* **WORK TO COMPLETE**
Return the records in full, exactly as given.

* **ENTRIES SUPPLIED**
╭──

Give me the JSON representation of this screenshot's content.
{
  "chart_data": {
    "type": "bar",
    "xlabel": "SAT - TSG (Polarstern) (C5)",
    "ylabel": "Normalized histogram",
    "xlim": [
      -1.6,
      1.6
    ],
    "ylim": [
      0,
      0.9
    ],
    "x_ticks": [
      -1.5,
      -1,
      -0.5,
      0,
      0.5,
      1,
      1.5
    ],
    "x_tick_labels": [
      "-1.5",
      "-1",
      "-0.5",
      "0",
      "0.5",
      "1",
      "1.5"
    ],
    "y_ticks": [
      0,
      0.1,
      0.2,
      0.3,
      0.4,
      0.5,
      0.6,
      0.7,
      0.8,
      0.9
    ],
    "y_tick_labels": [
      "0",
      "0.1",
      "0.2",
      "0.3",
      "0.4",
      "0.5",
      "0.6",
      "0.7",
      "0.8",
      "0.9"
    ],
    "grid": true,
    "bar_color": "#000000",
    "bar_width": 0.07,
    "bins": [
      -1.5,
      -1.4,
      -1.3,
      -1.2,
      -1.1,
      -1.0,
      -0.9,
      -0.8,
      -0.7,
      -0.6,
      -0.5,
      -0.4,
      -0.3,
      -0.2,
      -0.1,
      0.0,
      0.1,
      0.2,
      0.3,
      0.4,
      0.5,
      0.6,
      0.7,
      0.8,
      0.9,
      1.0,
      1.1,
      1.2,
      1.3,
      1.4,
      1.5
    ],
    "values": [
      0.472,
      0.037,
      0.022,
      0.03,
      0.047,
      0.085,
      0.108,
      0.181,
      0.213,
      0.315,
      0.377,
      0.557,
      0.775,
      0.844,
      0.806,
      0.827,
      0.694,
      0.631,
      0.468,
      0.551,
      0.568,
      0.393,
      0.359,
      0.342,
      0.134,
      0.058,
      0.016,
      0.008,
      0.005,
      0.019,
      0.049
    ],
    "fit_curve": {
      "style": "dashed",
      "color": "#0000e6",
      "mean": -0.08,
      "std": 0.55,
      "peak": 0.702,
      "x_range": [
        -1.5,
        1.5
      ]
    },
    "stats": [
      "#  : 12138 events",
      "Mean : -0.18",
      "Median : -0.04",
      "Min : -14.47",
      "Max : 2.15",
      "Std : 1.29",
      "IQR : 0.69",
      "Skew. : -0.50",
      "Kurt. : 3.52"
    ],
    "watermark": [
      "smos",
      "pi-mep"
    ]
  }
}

╰──

* **RESULT OF THIS TASK**
Give me the JSON representation of this screenshot's content.
{
  "chart_data": {
    "type": "bar",
    "xlabel": "SAT - TSG (Polarstern) (C5)",
    "ylabel": "Normalized histogram",
    "xlim": [
      -1.6,
      1.6
    ],
    "ylim": [
      0,
      0.9
    ],
    "x_ticks": [
      -1.5,
      -1,
      -0.5,
      0,
      0.5,
      1,
      1.5
    ],
    "x_tick_labels": [
      "-1.5",
      "-1",
      "-0.5",
      "0",
      "0.5",
      "1",
      "1.5"
    ],
    "y_ticks": [
      0,
      0.1,
      0.2,
      0.3,
      0.4,
      0.5,
      0.6,
      0.7,
      0.8,
      0.9
    ],
    "y_tick_labels": [
      "0",
      "0.1",
      "0.2",
      "0.3",
      "0.4",
      "0.5",
      "0.6",
      "0.7",
      "0.8",
      "0.9"
    ],
    "grid": true,
    "bar_color": "#000000",
    "bar_width": 0.07,
    "bins": [
      -1.5,
      -1.4,
      -1.3,
      -1.2,
      -1.1,
      -1.0,
      -0.9,
      -0.8,
      -0.7,
      -0.6,
      -0.5,
      -0.4,
      -0.3,
      -0.2,
      -0.1,
      0.0,
      0.1,
      0.2,
      0.3,
      0.4,
      0.5,
      0.6,
      0.7,
      0.8,
      0.9,
      1.0,
      1.1,
      1.2,
      1.3,
      1.4,
      1.5
    ],
    "values": [
      0.472,
      0.037,
      0.022,
      0.03,
      0.047,
      0.085,
      0.108,
      0.181,
      0.213,
      0.315,
      0.377,
      0.557,
      0.775,
      0.844,
      0.806,
      0.827,
      0.694,
      0.631,
      0.468,
      0.551,
      0.568,
      0.393,
      0.359,
      0.342,
      0.134,
      0.058,
      0.016,
      0.008,
      0.005,
      0.019,
      0.049
    ],
    "fit_curve": {
      "style": "dashed",
      "color": "#0000e6",
      "mean": -0.08,
      "std": 0.55,
      "peak": 0.702,
      "x_range": [
        -1.5,
        1.5
      ]
    },
    "stats": [
      "#  : 12138 events",
      "Mean : -0.18",
      "Median : -0.04",
      "Min : -14.47",
      "Max : 2.15",
      "Std : 1.29",
      "IQR : 0.69",
      "Skew. : -0.50",
      "Kurt. : 3.52"
    ],
    "watermark": [
      "smos",
      "pi-mep"
    ]
  }
}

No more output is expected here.